++++ DATA PROVIDED

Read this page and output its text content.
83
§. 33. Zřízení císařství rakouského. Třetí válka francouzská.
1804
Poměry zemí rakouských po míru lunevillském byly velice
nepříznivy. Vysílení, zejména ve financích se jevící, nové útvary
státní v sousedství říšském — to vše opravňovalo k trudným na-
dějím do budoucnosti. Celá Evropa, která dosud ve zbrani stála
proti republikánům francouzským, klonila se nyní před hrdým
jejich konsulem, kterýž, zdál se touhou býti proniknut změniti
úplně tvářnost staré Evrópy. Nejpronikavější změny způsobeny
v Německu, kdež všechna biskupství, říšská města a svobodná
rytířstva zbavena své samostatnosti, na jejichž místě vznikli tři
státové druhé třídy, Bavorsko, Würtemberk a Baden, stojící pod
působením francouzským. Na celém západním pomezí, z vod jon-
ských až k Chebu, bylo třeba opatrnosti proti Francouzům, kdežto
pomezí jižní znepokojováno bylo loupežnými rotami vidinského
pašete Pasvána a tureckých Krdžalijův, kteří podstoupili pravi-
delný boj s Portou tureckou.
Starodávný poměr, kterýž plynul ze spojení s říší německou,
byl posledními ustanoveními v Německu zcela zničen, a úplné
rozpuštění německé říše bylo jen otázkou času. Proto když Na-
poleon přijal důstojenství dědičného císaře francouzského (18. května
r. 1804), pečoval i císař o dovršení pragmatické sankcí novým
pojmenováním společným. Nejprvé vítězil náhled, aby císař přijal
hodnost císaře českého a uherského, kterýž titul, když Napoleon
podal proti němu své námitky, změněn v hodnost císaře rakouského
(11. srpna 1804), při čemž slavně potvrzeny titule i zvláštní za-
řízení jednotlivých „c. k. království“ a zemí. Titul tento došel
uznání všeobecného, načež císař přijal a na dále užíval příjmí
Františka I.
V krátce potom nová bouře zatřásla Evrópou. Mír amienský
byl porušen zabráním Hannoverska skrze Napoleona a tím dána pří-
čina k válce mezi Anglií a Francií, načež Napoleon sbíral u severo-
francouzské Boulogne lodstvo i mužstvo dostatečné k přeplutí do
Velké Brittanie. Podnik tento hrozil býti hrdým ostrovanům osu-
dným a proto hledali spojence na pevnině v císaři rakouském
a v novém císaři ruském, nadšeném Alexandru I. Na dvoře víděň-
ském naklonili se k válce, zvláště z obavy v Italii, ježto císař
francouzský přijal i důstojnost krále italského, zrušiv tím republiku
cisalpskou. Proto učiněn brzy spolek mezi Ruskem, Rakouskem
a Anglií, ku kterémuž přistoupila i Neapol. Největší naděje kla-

++++++++

TASK DESCRIPTION: In full and verbatim, repeat the records given above.

FULL RESPONSE:
Read this page and output its text content.
83
§. 33. Zřízení císařství rakouského. Třetí válka francouzská.
1804
Poměry zemí rakouských po míru lunevillském byly velice
nepříznivy. Vysílení, zejména ve financích se jevící, nové útvary
státní v sousedství říšském — to vše opravňovalo k trudným na-
dějím do budoucnosti. Celá Evropa, která dosud ve zbrani stála
proti republikánům francouzským, klonila se nyní před hrdým
jejich konsulem, kterýž, zdál se touhou býti proniknut změniti
úplně tvářnost staré Evrópy. Nejpronikavější změny způsobeny
v Německu, kdež všechna biskupství, říšská města a svobodná
rytířstva zbavena své samostatnosti, na jejichž místě vznikli tři
státové druhé třídy, Bavorsko, Würtemberk a Baden, stojící pod
působením francouzským. Na celém západním pomezí, z vod jon-
ských až k Chebu, bylo třeba opatrnosti proti Francouzům, kdežto
pomezí jižní znepokojováno bylo loupežnými rotami vidinského
pašete Pasvána a tureckých Krdžalijův, kteří podstoupili pravi-
delný boj s Portou tureckou.
Starodávný poměr, kterýž plynul ze spojení s říší německou,
byl posledními ustanoveními v Německu zcela zničen, a úplné
rozpuštění německé říše bylo jen otázkou času. Proto když Na-
poleon přijal důstojenství dědičného císaře francouzského (18. května
r. 1804), pečoval i císař o dovršení pragmatické sankcí novým
pojmenováním společným. Nejprvé vítězil náhled, aby císař přijal
hodnost císaře českého a uherského, kterýž titul, když Napoleon
podal proti němu své námitky, změněn v hodnost císaře rakouského
(11. srpna 1804), při čemž slavně potvrzeny titule i zvláštní za-
řízení jednotlivých „c. k. království“ a zemí. Titul tento došel
uznání všeobecného, načež císař přijal a na dále užíval příjmí
Františka I.
V krátce potom nová bouře zatřásla Evrópou. Mír amienský
byl porušen zabráním Hannoverska skrze Napoleona a tím dána pří-
čina k válce mezi Anglií a Francií, načež Napoleon sbíral u severo-
francouzské Boulogne lodstvo i mužstvo dostatečné k přeplutí do
Velké Brittanie. Podnik tento hrozil býti hrdým ostrovanům osu-
dným a proto hledali spojence na pevnině v císaři rakouském
a v novém císaři ruském, nadšeném Alexandru I. Na dvoře víděň-
ském naklonili se k válce, zvláště z obavy v Italii, ježto císař
francouzský přijal i důstojnost krále italského, zrušiv tím republiku
cisalpskou. Proto učiněn brzy spolek mezi Ruskem, Rakouskem
a Anglií, ku kterémuž přistoupila i Neapol. Největší naděje kla-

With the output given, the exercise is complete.